(Stored entries)
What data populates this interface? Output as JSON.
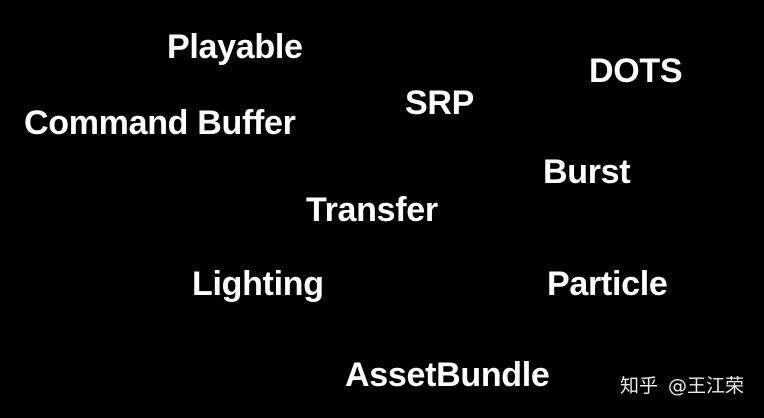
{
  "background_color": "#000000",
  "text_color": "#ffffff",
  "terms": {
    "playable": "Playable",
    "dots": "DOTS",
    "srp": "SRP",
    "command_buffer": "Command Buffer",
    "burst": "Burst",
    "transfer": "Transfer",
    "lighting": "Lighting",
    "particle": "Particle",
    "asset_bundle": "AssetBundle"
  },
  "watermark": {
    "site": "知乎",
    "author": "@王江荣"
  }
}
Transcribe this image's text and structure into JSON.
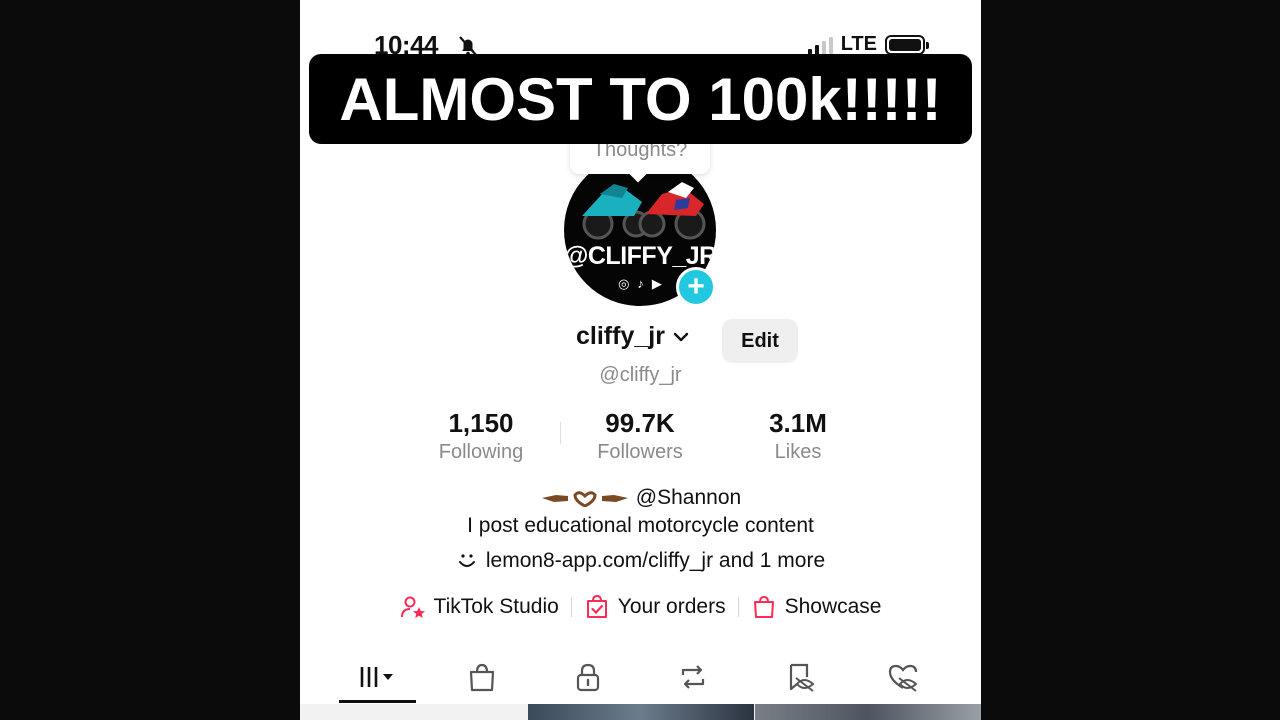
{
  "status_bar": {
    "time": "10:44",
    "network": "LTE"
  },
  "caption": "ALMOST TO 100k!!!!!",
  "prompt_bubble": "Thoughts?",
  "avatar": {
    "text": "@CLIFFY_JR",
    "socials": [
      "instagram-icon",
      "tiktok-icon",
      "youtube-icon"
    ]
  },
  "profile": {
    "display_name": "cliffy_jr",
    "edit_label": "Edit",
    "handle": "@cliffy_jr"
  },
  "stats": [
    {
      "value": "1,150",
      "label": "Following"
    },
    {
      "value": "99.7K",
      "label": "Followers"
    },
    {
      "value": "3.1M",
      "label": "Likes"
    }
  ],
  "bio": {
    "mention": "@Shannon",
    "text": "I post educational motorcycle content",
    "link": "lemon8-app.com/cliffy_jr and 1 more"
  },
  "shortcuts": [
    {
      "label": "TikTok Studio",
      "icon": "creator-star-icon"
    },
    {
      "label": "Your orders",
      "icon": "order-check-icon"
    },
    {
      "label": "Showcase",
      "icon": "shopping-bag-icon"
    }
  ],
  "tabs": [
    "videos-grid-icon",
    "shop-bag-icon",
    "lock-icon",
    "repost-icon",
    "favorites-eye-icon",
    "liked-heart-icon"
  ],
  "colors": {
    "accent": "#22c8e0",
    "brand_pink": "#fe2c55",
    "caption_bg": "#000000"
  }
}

=== EXERCISE ===
Quote every entry exactly, with the pictures omitted.

=== RESPONSE BELOW ===
What data populates this interface? Output as JSON.
{
  "background_color": "#000000",
  "text_color": "#ffffff",
  "terms": {
    "playable": "Playable",
    "dots": "DOTS",
    "srp": "SRP",
    "command_buffer": "Command Buffer",
    "burst": "Burst",
    "transfer": "Transfer",
    "lighting": "Lighting",
    "particle": "Particle",
    "asset_bundle": "AssetBundle"
  },
  "watermark": {
    "site": "知乎",
    "author": "@王江荣"
  }
}
Transcribe this image's text and structure into JSON.
{
  "status_bar": {
    "time": "10:44",
    "network": "LTE"
  },
  "caption": "ALMOST TO 100k!!!!!",
  "prompt_bubble": "Thoughts?",
  "avatar": {
    "text": "@CLIFFY_JR",
    "socials": [
      "instagram-icon",
      "tiktok-icon",
      "youtube-icon"
    ]
  },
  "profile": {
    "display_name": "cliffy_jr",
    "edit_label": "Edit",
    "handle": "@cliffy_jr"
  },
  "stats": [
    {
      "value": "1,150",
      "label": "Following"
    },
    {
      "value": "99.7K",
      "label": "Followers"
    },
    {
      "value": "3.1M",
      "label": "Likes"
    }
  ],
  "bio": {
    "mention": "@Shannon",
    "text": "I post educational motorcycle content",
    "link": "lemon8-app.com/cliffy_jr and 1 more"
  },
  "shortcuts": [
    {
      "label": "TikTok Studio",
      "icon": "creator-star-icon"
    },
    {
      "label": "Your orders",
      "icon": "order-check-icon"
    },
    {
      "label": "Showcase",
      "icon": "shopping-bag-icon"
    }
  ],
  "tabs": [
    "videos-grid-icon",
    "shop-bag-icon",
    "lock-icon",
    "repost-icon",
    "favorites-eye-icon",
    "liked-heart-icon"
  ],
  "colors": {
    "accent": "#22c8e0",
    "brand_pink": "#fe2c55",
    "caption_bg": "#000000"
  }
}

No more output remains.